● Directive: All entries must be repeated exactly; do not include the pictures.

● Available records:
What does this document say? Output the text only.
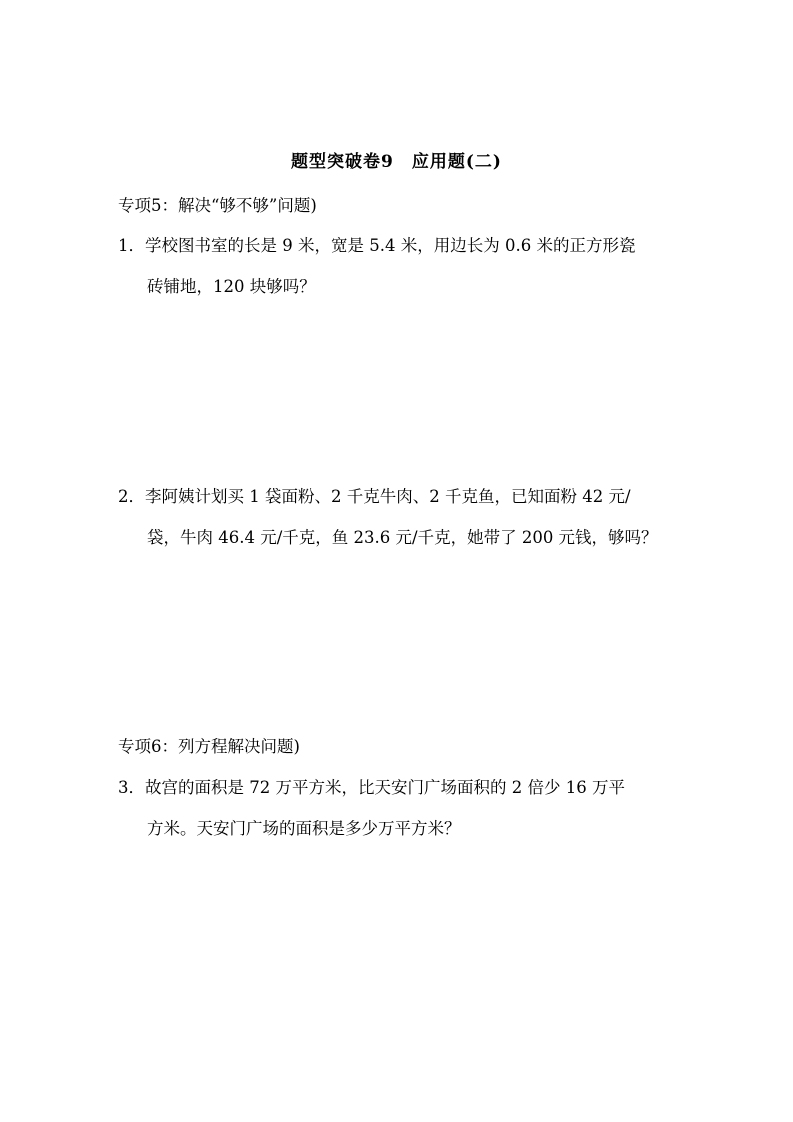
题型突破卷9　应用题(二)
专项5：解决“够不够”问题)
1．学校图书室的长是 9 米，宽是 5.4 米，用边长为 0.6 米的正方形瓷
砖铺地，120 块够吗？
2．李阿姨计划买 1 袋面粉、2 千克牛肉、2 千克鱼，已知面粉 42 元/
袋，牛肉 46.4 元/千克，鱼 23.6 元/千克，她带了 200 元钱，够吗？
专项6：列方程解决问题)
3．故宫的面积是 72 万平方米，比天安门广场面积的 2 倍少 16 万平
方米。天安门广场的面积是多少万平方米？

● Output below:
What does this document say? Output the text only.
题型突破卷9　应用题(二)
专项5：解决“够不够”问题)
1．学校图书室的长是 9 米，宽是 5.4 米，用边长为 0.6 米的正方形瓷
砖铺地，120 块够吗？
2．李阿姨计划买 1 袋面粉、2 千克牛肉、2 千克鱼，已知面粉 42 元/
袋，牛肉 46.4 元/千克，鱼 23.6 元/千克，她带了 200 元钱，够吗？
专项6：列方程解决问题)
3．故宫的面积是 72 万平方米，比天安门广场面积的 2 倍少 16 万平
方米。天安门广场的面积是多少万平方米？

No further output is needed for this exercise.